→ Given exercise:
Output the data below in full, byte for byte. Nothing may differ.
**** Extracted records ****
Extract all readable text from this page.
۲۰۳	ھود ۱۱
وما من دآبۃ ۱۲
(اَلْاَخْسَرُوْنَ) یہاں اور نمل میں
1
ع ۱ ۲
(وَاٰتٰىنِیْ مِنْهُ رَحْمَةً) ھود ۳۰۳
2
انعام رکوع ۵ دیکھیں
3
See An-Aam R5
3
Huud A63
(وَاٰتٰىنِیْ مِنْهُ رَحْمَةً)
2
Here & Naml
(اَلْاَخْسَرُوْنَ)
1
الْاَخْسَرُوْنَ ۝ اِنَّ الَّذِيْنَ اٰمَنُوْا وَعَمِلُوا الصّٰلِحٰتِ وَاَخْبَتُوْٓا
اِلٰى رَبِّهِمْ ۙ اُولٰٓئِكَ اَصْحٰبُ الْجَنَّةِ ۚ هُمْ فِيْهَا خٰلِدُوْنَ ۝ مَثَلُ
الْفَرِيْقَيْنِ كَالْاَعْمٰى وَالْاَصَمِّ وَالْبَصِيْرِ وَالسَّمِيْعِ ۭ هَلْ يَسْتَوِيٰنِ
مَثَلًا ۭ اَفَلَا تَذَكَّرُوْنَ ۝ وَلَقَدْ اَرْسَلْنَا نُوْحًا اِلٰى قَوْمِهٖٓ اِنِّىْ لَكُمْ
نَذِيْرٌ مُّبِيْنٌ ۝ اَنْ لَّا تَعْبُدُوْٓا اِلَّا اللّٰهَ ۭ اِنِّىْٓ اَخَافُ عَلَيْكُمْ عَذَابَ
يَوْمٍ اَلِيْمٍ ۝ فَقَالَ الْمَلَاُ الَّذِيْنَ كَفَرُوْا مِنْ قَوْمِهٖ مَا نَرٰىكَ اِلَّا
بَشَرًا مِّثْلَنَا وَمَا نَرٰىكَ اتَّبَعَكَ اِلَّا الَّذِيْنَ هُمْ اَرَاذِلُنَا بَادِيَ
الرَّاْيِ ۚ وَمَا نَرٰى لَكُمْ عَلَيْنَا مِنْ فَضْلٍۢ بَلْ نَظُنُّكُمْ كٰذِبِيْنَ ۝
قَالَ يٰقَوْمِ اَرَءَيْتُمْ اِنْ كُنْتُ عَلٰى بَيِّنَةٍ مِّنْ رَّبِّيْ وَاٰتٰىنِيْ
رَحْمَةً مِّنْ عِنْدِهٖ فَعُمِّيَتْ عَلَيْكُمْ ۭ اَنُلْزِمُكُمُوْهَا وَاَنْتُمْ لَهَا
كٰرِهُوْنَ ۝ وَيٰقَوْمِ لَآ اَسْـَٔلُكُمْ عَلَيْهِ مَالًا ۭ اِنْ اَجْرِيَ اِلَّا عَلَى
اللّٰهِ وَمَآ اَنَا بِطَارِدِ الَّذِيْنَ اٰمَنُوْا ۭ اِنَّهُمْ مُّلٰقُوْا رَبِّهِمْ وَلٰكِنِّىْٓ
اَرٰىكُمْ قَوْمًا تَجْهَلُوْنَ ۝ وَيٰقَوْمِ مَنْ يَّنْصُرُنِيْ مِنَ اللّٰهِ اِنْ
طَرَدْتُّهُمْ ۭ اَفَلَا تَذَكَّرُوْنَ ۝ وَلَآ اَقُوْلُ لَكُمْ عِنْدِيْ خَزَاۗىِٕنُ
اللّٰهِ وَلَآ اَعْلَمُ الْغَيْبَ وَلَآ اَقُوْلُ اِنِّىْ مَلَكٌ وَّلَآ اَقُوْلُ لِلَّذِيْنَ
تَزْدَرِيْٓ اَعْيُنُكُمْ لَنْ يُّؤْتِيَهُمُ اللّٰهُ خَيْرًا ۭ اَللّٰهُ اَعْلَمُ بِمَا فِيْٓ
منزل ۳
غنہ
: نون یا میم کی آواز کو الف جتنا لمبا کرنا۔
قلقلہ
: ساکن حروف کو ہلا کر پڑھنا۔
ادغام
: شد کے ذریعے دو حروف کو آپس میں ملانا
****
→ Task output:
Extract all readable text from this page.
۲۰۳	ھود ۱۱
وما من دآبۃ ۱۲
(اَلْاَخْسَرُوْنَ) یہاں اور نمل میں
1
ع ۱ ۲
(وَاٰتٰىنِیْ مِنْهُ رَحْمَةً) ھود ۳۰۳
2
انعام رکوع ۵ دیکھیں
3
See An-Aam R5
3
Huud A63
(وَاٰتٰىنِیْ مِنْهُ رَحْمَةً)
2
Here & Naml
(اَلْاَخْسَرُوْنَ)
1
الْاَخْسَرُوْنَ ۝ اِنَّ الَّذِيْنَ اٰمَنُوْا وَعَمِلُوا الصّٰلِحٰتِ وَاَخْبَتُوْٓا
اِلٰى رَبِّهِمْ ۙ اُولٰٓئِكَ اَصْحٰبُ الْجَنَّةِ ۚ هُمْ فِيْهَا خٰلِدُوْنَ ۝ مَثَلُ
الْفَرِيْقَيْنِ كَالْاَعْمٰى وَالْاَصَمِّ وَالْبَصِيْرِ وَالسَّمِيْعِ ۭ هَلْ يَسْتَوِيٰنِ
مَثَلًا ۭ اَفَلَا تَذَكَّرُوْنَ ۝ وَلَقَدْ اَرْسَلْنَا نُوْحًا اِلٰى قَوْمِهٖٓ اِنِّىْ لَكُمْ
نَذِيْرٌ مُّبِيْنٌ ۝ اَنْ لَّا تَعْبُدُوْٓا اِلَّا اللّٰهَ ۭ اِنِّىْٓ اَخَافُ عَلَيْكُمْ عَذَابَ
يَوْمٍ اَلِيْمٍ ۝ فَقَالَ الْمَلَاُ الَّذِيْنَ كَفَرُوْا مِنْ قَوْمِهٖ مَا نَرٰىكَ اِلَّا
بَشَرًا مِّثْلَنَا وَمَا نَرٰىكَ اتَّبَعَكَ اِلَّا الَّذِيْنَ هُمْ اَرَاذِلُنَا بَادِيَ
الرَّاْيِ ۚ وَمَا نَرٰى لَكُمْ عَلَيْنَا مِنْ فَضْلٍۢ بَلْ نَظُنُّكُمْ كٰذِبِيْنَ ۝
قَالَ يٰقَوْمِ اَرَءَيْتُمْ اِنْ كُنْتُ عَلٰى بَيِّنَةٍ مِّنْ رَّبِّيْ وَاٰتٰىنِيْ
رَحْمَةً مِّنْ عِنْدِهٖ فَعُمِّيَتْ عَلَيْكُمْ ۭ اَنُلْزِمُكُمُوْهَا وَاَنْتُمْ لَهَا
كٰرِهُوْنَ ۝ وَيٰقَوْمِ لَآ اَسْـَٔلُكُمْ عَلَيْهِ مَالًا ۭ اِنْ اَجْرِيَ اِلَّا عَلَى
اللّٰهِ وَمَآ اَنَا بِطَارِدِ الَّذِيْنَ اٰمَنُوْا ۭ اِنَّهُمْ مُّلٰقُوْا رَبِّهِمْ وَلٰكِنِّىْٓ
اَرٰىكُمْ قَوْمًا تَجْهَلُوْنَ ۝ وَيٰقَوْمِ مَنْ يَّنْصُرُنِيْ مِنَ اللّٰهِ اِنْ
طَرَدْتُّهُمْ ۭ اَفَلَا تَذَكَّرُوْنَ ۝ وَلَآ اَقُوْلُ لَكُمْ عِنْدِيْ خَزَاۗىِٕنُ
اللّٰهِ وَلَآ اَعْلَمُ الْغَيْبَ وَلَآ اَقُوْلُ اِنِّىْ مَلَكٌ وَّلَآ اَقُوْلُ لِلَّذِيْنَ
تَزْدَرِيْٓ اَعْيُنُكُمْ لَنْ يُّؤْتِيَهُمُ اللّٰهُ خَيْرًا ۭ اَللّٰهُ اَعْلَمُ بِمَا فِيْٓ
منزل ۳
غنہ
: نون یا میم کی آواز کو الف جتنا لمبا کرنا۔
قلقلہ
: ساکن حروف کو ہلا کر پڑھنا۔
ادغام
: شد کے ذریعے دو حروف کو آپس میں ملانا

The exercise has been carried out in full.